Set task:
Please output the records below in full, exactly as given, but without the images.

[Raw records]
§ §

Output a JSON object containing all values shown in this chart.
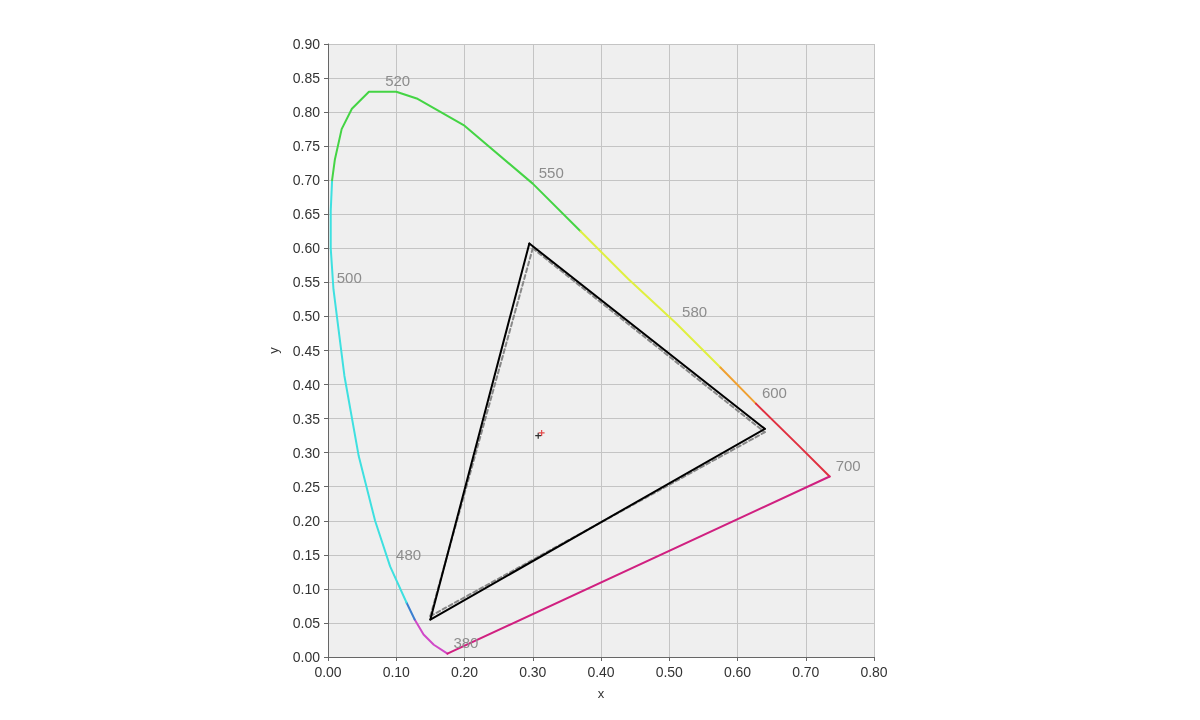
{
  "chart_data": {
    "type": "line",
    "xlabel": "x",
    "ylabel": "y",
    "xlim": [
      0,
      0.8
    ],
    "ylim": [
      0,
      0.9
    ],
    "xticks": [
      {
        "value": 0,
        "label": "0.00"
      },
      {
        "value": 0.1,
        "label": "0.10"
      },
      {
        "value": 0.2,
        "label": "0.20"
      },
      {
        "value": 0.3,
        "label": "0.30"
      },
      {
        "value": 0.4,
        "label": "0.40"
      },
      {
        "value": 0.5,
        "label": "0.50"
      },
      {
        "value": 0.6,
        "label": "0.60"
      },
      {
        "value": 0.7,
        "label": "0.70"
      },
      {
        "value": 0.8,
        "label": "0.80"
      }
    ],
    "yticks": [
      {
        "value": 0,
        "label": "0.00"
      },
      {
        "value": 0.05,
        "label": "0.05"
      },
      {
        "value": 0.1,
        "label": "0.10"
      },
      {
        "value": 0.15,
        "label": "0.15"
      },
      {
        "value": 0.2,
        "label": "0.20"
      },
      {
        "value": 0.25,
        "label": "0.25"
      },
      {
        "value": 0.3,
        "label": "0.30"
      },
      {
        "value": 0.35,
        "label": "0.35"
      },
      {
        "value": 0.4,
        "label": "0.40"
      },
      {
        "value": 0.45,
        "label": "0.45"
      },
      {
        "value": 0.5,
        "label": "0.50"
      },
      {
        "value": 0.55,
        "label": "0.55"
      },
      {
        "value": 0.6,
        "label": "0.60"
      },
      {
        "value": 0.65,
        "label": "0.65"
      },
      {
        "value": 0.7,
        "label": "0.70"
      },
      {
        "value": 0.75,
        "label": "0.75"
      },
      {
        "value": 0.8,
        "label": "0.80"
      },
      {
        "value": 0.85,
        "label": "0.85"
      },
      {
        "value": 0.9,
        "label": "0.90"
      }
    ],
    "grid": true,
    "marker": "none",
    "line_style": "solid",
    "series": [
      {
        "color": "#d048c8",
        "x": [
          0.127,
          0.14,
          0.155,
          0.175
        ],
        "values": [
          0.055,
          0.033,
          0.018,
          0.005
        ]
      },
      {
        "color": "#3a7fd0",
        "x": [
          0.115,
          0.127
        ],
        "values": [
          0.08,
          0.055
        ]
      },
      {
        "color": "#3ee0e0",
        "x": [
          0.115,
          0.091,
          0.069,
          0.045,
          0.024,
          0.008,
          0.004,
          0.004,
          0.006
        ],
        "values": [
          0.08,
          0.133,
          0.2,
          0.295,
          0.413,
          0.54,
          0.6,
          0.655,
          0.7
        ]
      },
      {
        "color": "#44d444",
        "x": [
          0.006,
          0.01,
          0.02,
          0.035,
          0.06,
          0.075,
          0.1,
          0.13,
          0.2,
          0.3,
          0.37
        ],
        "values": [
          0.7,
          0.73,
          0.775,
          0.805,
          0.83,
          0.83,
          0.83,
          0.82,
          0.78,
          0.695,
          0.625
        ]
      },
      {
        "color": "#e0f040",
        "x": [
          0.37,
          0.44,
          0.51,
          0.575
        ],
        "values": [
          0.625,
          0.555,
          0.49,
          0.425
        ]
      },
      {
        "color": "#f0a030",
        "x": [
          0.575,
          0.627
        ],
        "values": [
          0.425,
          0.372
        ]
      },
      {
        "color": "#e03040",
        "x": [
          0.627,
          0.69,
          0.735
        ],
        "values": [
          0.372,
          0.31,
          0.265
        ]
      },
      {
        "color": "#d02080",
        "x": [
          0.735,
          0.175
        ],
        "values": [
          0.265,
          0.005
        ]
      },
      {
        "color": "#888888",
        "line_style": "dashed",
        "x": [
          0.3,
          0.64
        ],
        "values": [
          0.6,
          0.33
        ]
      },
      {
        "color": "#888888",
        "line_style": "dashed",
        "x": [
          0.15,
          0.64
        ],
        "values": [
          0.06,
          0.33
        ]
      },
      {
        "color": "#888888",
        "line_style": "dashed",
        "x": [
          0.15,
          0.3
        ],
        "values": [
          0.06,
          0.6
        ]
      },
      {
        "color": "#000000",
        "x": [
          0.295,
          0.64
        ],
        "values": [
          0.607,
          0.335
        ]
      },
      {
        "color": "#000000",
        "x": [
          0.15,
          0.64
        ],
        "values": [
          0.055,
          0.335
        ]
      },
      {
        "color": "#000000",
        "x": [
          0.15,
          0.295
        ],
        "values": [
          0.055,
          0.607
        ]
      },
      {
        "type": "scatter",
        "color": "#000000",
        "marker": "cross",
        "x": [
          0.308
        ],
        "values": [
          0.325
        ]
      },
      {
        "type": "scatter",
        "color": "#e02020",
        "marker": "cross",
        "x": [
          0.313
        ],
        "values": [
          0.329
        ]
      }
    ],
    "annotations": [
      {
        "text": "520",
        "x": 0.075,
        "y": 0.83
      },
      {
        "text": "550",
        "x": 0.3,
        "y": 0.695
      },
      {
        "text": "580",
        "x": 0.51,
        "y": 0.49
      },
      {
        "text": "600",
        "x": 0.627,
        "y": 0.372
      },
      {
        "text": "700",
        "x": 0.735,
        "y": 0.265
      },
      {
        "text": "500",
        "x": 0.004,
        "y": 0.54
      },
      {
        "text": "480",
        "x": 0.091,
        "y": 0.133
      },
      {
        "text": "380",
        "x": 0.175,
        "y": 0.005
      }
    ]
  }
}
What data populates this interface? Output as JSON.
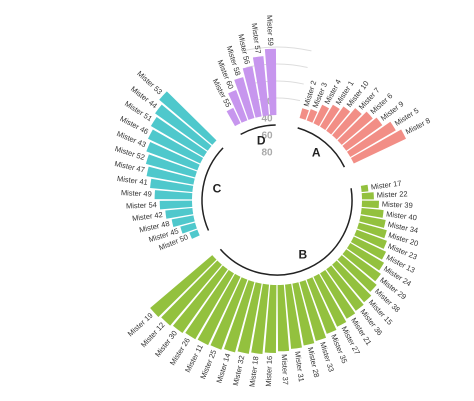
{
  "chart_data": {
    "type": "circular_bar",
    "ylim": [
      0,
      100
    ],
    "yticks": [
      20,
      40,
      60,
      80
    ],
    "series": [
      {
        "name": "A",
        "color": "#f28e86",
        "categories": [
          "Mister 2",
          "Mister 3",
          "Mister 4",
          "Mister 1",
          "Mister 10",
          "Mister 7",
          "Mister 6",
          "Mister 9",
          "Mister 5",
          "Mister 8"
        ],
        "values": [
          12,
          14,
          24,
          30,
          35,
          42,
          48,
          52,
          62,
          68
        ]
      },
      {
        "name": "B",
        "color": "#93c13e",
        "categories": [
          "Mister 17",
          "Mister 22",
          "Mister 39",
          "Mister 40",
          "Mister 34",
          "Mister 20",
          "Mister 23",
          "Mister 13",
          "Mister 24",
          "Mister 29",
          "Mister 38",
          "Mister 15",
          "Mister 36",
          "Mister 21",
          "Mister 27",
          "Mister 35",
          "Mister 33",
          "Mister 28",
          "Mister 31",
          "Mister 37",
          "Mister 16",
          "Mister 18",
          "Mister 32",
          "Mister 14",
          "Mister 25",
          "Mister 11",
          "Mister 26",
          "Mister 30",
          "Mister 12",
          "Mister 19"
        ],
        "values": [
          8,
          14,
          20,
          26,
          30,
          34,
          38,
          42,
          46,
          50,
          54,
          58,
          60,
          62,
          65,
          68,
          72,
          74,
          76,
          78,
          80,
          82,
          84,
          86,
          88,
          89,
          90,
          92,
          94,
          96
        ]
      },
      {
        "name": "C",
        "color": "#4fc8cc",
        "categories": [
          "Mister 50",
          "Mister 45",
          "Mister 48",
          "Mister 42",
          "Mister 54",
          "Mister 49",
          "Mister 41",
          "Mister 47",
          "Mister 52",
          "Mister 43",
          "Mister 46",
          "Mister 51",
          "Mister 44",
          "Mister 53"
        ],
        "values": [
          10,
          18,
          26,
          32,
          38,
          44,
          50,
          56,
          60,
          64,
          68,
          72,
          76,
          82
        ]
      },
      {
        "name": "D",
        "color": "#c796ee",
        "categories": [
          "Mister 55",
          "Mister 60",
          "Mister 58",
          "Mister 56",
          "Mister 57",
          "Mister 59"
        ],
        "values": [
          20,
          38,
          50,
          60,
          70,
          78
        ]
      }
    ]
  }
}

§ §

In response:
Output a JSON object containing all values shown in this chart.
{
  "chart_data": {
    "type": "line",
    "xlabel": "x",
    "ylabel": "y",
    "xlim": [
      0,
      0.8
    ],
    "ylim": [
      0,
      0.9
    ],
    "xticks": [
      {
        "value": 0,
        "label": "0.00"
      },
      {
        "value": 0.1,
        "label": "0.10"
      },
      {
        "value": 0.2,
        "label": "0.20"
      },
      {
        "value": 0.3,
        "label": "0.30"
      },
      {
        "value": 0.4,
        "label": "0.40"
      },
      {
        "value": 0.5,
        "label": "0.50"
      },
      {
        "value": 0.6,
        "label": "0.60"
      },
      {
        "value": 0.7,
        "label": "0.70"
      },
      {
        "value": 0.8,
        "label": "0.80"
      }
    ],
    "yticks": [
      {
        "value": 0,
        "label": "0.00"
      },
      {
        "value": 0.05,
        "label": "0.05"
      },
      {
        "value": 0.1,
        "label": "0.10"
      },
      {
        "value": 0.15,
        "label": "0.15"
      },
      {
        "value": 0.2,
        "label": "0.20"
      },
      {
        "value": 0.25,
        "label": "0.25"
      },
      {
        "value": 0.3,
        "label": "0.30"
      },
      {
        "value": 0.35,
        "label": "0.35"
      },
      {
        "value": 0.4,
        "label": "0.40"
      },
      {
        "value": 0.45,
        "label": "0.45"
      },
      {
        "value": 0.5,
        "label": "0.50"
      },
      {
        "value": 0.55,
        "label": "0.55"
      },
      {
        "value": 0.6,
        "label": "0.60"
      },
      {
        "value": 0.65,
        "label": "0.65"
      },
      {
        "value": 0.7,
        "label": "0.70"
      },
      {
        "value": 0.75,
        "label": "0.75"
      },
      {
        "value": 0.8,
        "label": "0.80"
      },
      {
        "value": 0.85,
        "label": "0.85"
      },
      {
        "value": 0.9,
        "label": "0.90"
      }
    ],
    "grid": true,
    "marker": "none",
    "line_style": "solid",
    "series": [
      {
        "color": "#d048c8",
        "x": [
          0.127,
          0.14,
          0.155,
          0.175
        ],
        "values": [
          0.055,
          0.033,
          0.018,
          0.005
        ]
      },
      {
        "color": "#3a7fd0",
        "x": [
          0.115,
          0.127
        ],
        "values": [
          0.08,
          0.055
        ]
      },
      {
        "color": "#3ee0e0",
        "x": [
          0.115,
          0.091,
          0.069,
          0.045,
          0.024,
          0.008,
          0.004,
          0.004,
          0.006
        ],
        "values": [
          0.08,
          0.133,
          0.2,
          0.295,
          0.413,
          0.54,
          0.6,
          0.655,
          0.7
        ]
      },
      {
        "color": "#44d444",
        "x": [
          0.006,
          0.01,
          0.02,
          0.035,
          0.06,
          0.075,
          0.1,
          0.13,
          0.2,
          0.3,
          0.37
        ],
        "values": [
          0.7,
          0.73,
          0.775,
          0.805,
          0.83,
          0.83,
          0.83,
          0.82,
          0.78,
          0.695,
          0.625
        ]
      },
      {
        "color": "#e0f040",
        "x": [
          0.37,
          0.44,
          0.51,
          0.575
        ],
        "values": [
          0.625,
          0.555,
          0.49,
          0.425
        ]
      },
      {
        "color": "#f0a030",
        "x": [
          0.575,
          0.627
        ],
        "values": [
          0.425,
          0.372
        ]
      },
      {
        "color": "#e03040",
        "x": [
          0.627,
          0.69,
          0.735
        ],
        "values": [
          0.372,
          0.31,
          0.265
        ]
      },
      {
        "color": "#d02080",
        "x": [
          0.735,
          0.175
        ],
        "values": [
          0.265,
          0.005
        ]
      },
      {
        "color": "#888888",
        "line_style": "dashed",
        "x": [
          0.3,
          0.64
        ],
        "values": [
          0.6,
          0.33
        ]
      },
      {
        "color": "#888888",
        "line_style": "dashed",
        "x": [
          0.15,
          0.64
        ],
        "values": [
          0.06,
          0.33
        ]
      },
      {
        "color": "#888888",
        "line_style": "dashed",
        "x": [
          0.15,
          0.3
        ],
        "values": [
          0.06,
          0.6
        ]
      },
      {
        "color": "#000000",
        "x": [
          0.295,
          0.64
        ],
        "values": [
          0.607,
          0.335
        ]
      },
      {
        "color": "#000000",
        "x": [
          0.15,
          0.64
        ],
        "values": [
          0.055,
          0.335
        ]
      },
      {
        "color": "#000000",
        "x": [
          0.15,
          0.295
        ],
        "values": [
          0.055,
          0.607
        ]
      },
      {
        "type": "scatter",
        "color": "#000000",
        "marker": "cross",
        "x": [
          0.308
        ],
        "values": [
          0.325
        ]
      },
      {
        "type": "scatter",
        "color": "#e02020",
        "marker": "cross",
        "x": [
          0.313
        ],
        "values": [
          0.329
        ]
      }
    ],
    "annotations": [
      {
        "text": "520",
        "x": 0.075,
        "y": 0.83
      },
      {
        "text": "550",
        "x": 0.3,
        "y": 0.695
      },
      {
        "text": "580",
        "x": 0.51,
        "y": 0.49
      },
      {
        "text": "600",
        "x": 0.627,
        "y": 0.372
      },
      {
        "text": "700",
        "x": 0.735,
        "y": 0.265
      },
      {
        "text": "500",
        "x": 0.004,
        "y": 0.54
      },
      {
        "text": "480",
        "x": 0.091,
        "y": 0.133
      },
      {
        "text": "380",
        "x": 0.175,
        "y": 0.005
      }
    ]
  }
}
What data populates this interface? Output as JSON.
{
  "chart_data": {
    "type": "circular_bar",
    "ylim": [
      0,
      100
    ],
    "yticks": [
      20,
      40,
      60,
      80
    ],
    "series": [
      {
        "name": "A",
        "color": "#f28e86",
        "categories": [
          "Mister 2",
          "Mister 3",
          "Mister 4",
          "Mister 1",
          "Mister 10",
          "Mister 7",
          "Mister 6",
          "Mister 9",
          "Mister 5",
          "Mister 8"
        ],
        "values": [
          12,
          14,
          24,
          30,
          35,
          42,
          48,
          52,
          62,
          68
        ]
      },
      {
        "name": "B",
        "color": "#93c13e",
        "categories": [
          "Mister 17",
          "Mister 22",
          "Mister 39",
          "Mister 40",
          "Mister 34",
          "Mister 20",
          "Mister 23",
          "Mister 13",
          "Mister 24",
          "Mister 29",
          "Mister 38",
          "Mister 15",
          "Mister 36",
          "Mister 21",
          "Mister 27",
          "Mister 35",
          "Mister 33",
          "Mister 28",
          "Mister 31",
          "Mister 37",
          "Mister 16",
          "Mister 18",
          "Mister 32",
          "Mister 14",
          "Mister 25",
          "Mister 11",
          "Mister 26",
          "Mister 30",
          "Mister 12",
          "Mister 19"
        ],
        "values": [
          8,
          14,
          20,
          26,
          30,
          34,
          38,
          42,
          46,
          50,
          54,
          58,
          60,
          62,
          65,
          68,
          72,
          74,
          76,
          78,
          80,
          82,
          84,
          86,
          88,
          89,
          90,
          92,
          94,
          96
        ]
      },
      {
        "name": "C",
        "color": "#4fc8cc",
        "categories": [
          "Mister 50",
          "Mister 45",
          "Mister 48",
          "Mister 42",
          "Mister 54",
          "Mister 49",
          "Mister 41",
          "Mister 47",
          "Mister 52",
          "Mister 43",
          "Mister 46",
          "Mister 51",
          "Mister 44",
          "Mister 53"
        ],
        "values": [
          10,
          18,
          26,
          32,
          38,
          44,
          50,
          56,
          60,
          64,
          68,
          72,
          76,
          82
        ]
      },
      {
        "name": "D",
        "color": "#c796ee",
        "categories": [
          "Mister 55",
          "Mister 60",
          "Mister 58",
          "Mister 56",
          "Mister 57",
          "Mister 59"
        ],
        "values": [
          20,
          38,
          50,
          60,
          70,
          78
        ]
      }
    ]
  }
}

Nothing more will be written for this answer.